(Stored records)
* BEGIN *

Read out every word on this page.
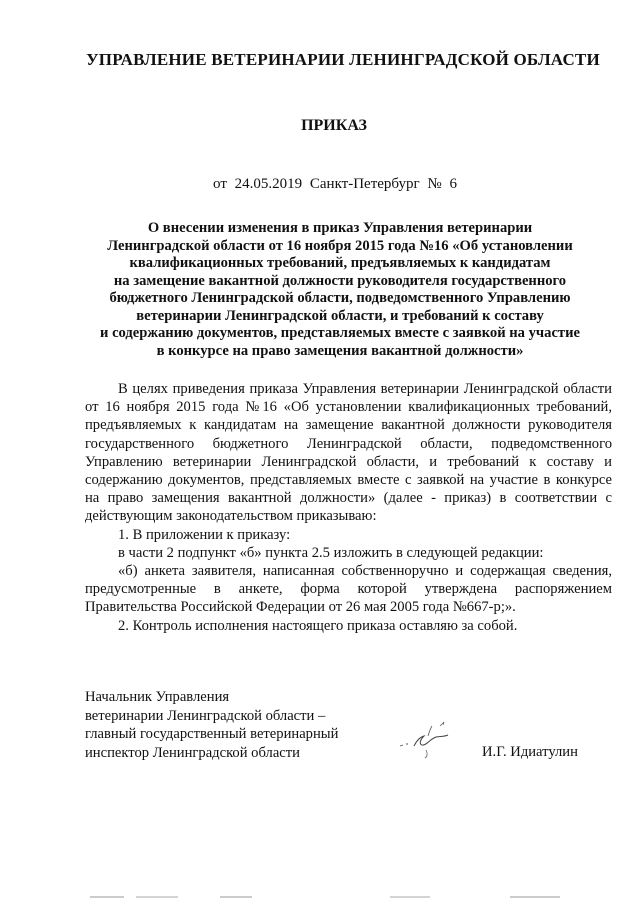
УПРАВЛЕНИЕ ВЕТЕРИНАРИИ ЛЕНИНГРАДСКОЙ ОБЛАСТИ
ПРИКАЗ
от 24.05.2019 Санкт-Петербург № 6
О внесении изменения в приказ Управления ветеринарии
Ленинградской области от 16 ноября 2015 года №16 «Об установлении
квалификационных требований, предъявляемых к кандидатам
на замещение вакантной должности руководителя государственного
бюджетного Ленинградской области, подведомственного Управлению
ветеринарии Ленинградской области, и требований к составу
и содержанию документов, представляемых вместе с заявкой на участие
в конкурсе на право замещения вакантной должности»

В целях приведения приказа Управления ветеринарии Ленинградской области от 16 ноября 2015 года №16 «Об установлении квалификационных требований, предъявляемых к кандидатам на замещение вакантной должности руководителя государственного бюджетного Ленинградской области, подведомственного Управлению ветеринарии Ленинградской области, и требований к составу и содержанию документов, представляемых вместе с заявкой на участие в конкурсе на право замещения вакантной должности» (далее - приказ) в соответствии с действующим законодательством приказываю:

1. В приложении к приказу:

в части 2 подпункт «б» пункта 2.5 изложить в следующей редакции:

«б) анкета заявителя, написанная собственноручно и содержащая сведения, предусмотренные в анкете, форма которой утверждена распоряжением Правительства Российской Федерации от 26 мая 2005 года №667-р;».

2. Контроль исполнения настоящего приказа оставляю за собой.

Начальник Управления
ветеринарии Ленинградской области –
главный государственный ветеринарный
инспектор Ленинградской области	И.Г. Идиатулин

* END *

** EXERCISE DETAILS **
Write the full listing out again with every line unchanged, but include no pictures.

** THE RESULT **
Read out every word on this page.
УПРАВЛЕНИЕ ВЕТЕРИНАРИИ ЛЕНИНГРАДСКОЙ ОБЛАСТИ
ПРИКАЗ
от 24.05.2019 Санкт-Петербург № 6
О внесении изменения в приказ Управления ветеринарии
Ленинградской области от 16 ноября 2015 года №16 «Об установлении
квалификационных требований, предъявляемых к кандидатам
на замещение вакантной должности руководителя государственного
бюджетного Ленинградской области, подведомственного Управлению
ветеринарии Ленинградской области, и требований к составу
и содержанию документов, представляемых вместе с заявкой на участие
в конкурсе на право замещения вакантной должности»

В целях приведения приказа Управления ветеринарии Ленинградской области от 16 ноября 2015 года №16 «Об установлении квалификационных требований, предъявляемых к кандидатам на замещение вакантной должности руководителя государственного бюджетного Ленинградской области, подведомственного Управлению ветеринарии Ленинградской области, и требований к составу и содержанию документов, представляемых вместе с заявкой на участие в конкурсе на право замещения вакантной должности» (далее - приказ) в соответствии с действующим законодательством приказываю:

1. В приложении к приказу:

в части 2 подпункт «б» пункта 2.5 изложить в следующей редакции:

«б) анкета заявителя, написанная собственноручно и содержащая сведения, предусмотренные в анкете, форма которой утверждена распоряжением Правительства Российской Федерации от 26 мая 2005 года №667-р;».

2. Контроль исполнения настоящего приказа оставляю за собой.

Начальник Управления
ветеринарии Ленинградской области –
главный государственный ветеринарный
инспектор Ленинградской области	И.Г. Идиатулин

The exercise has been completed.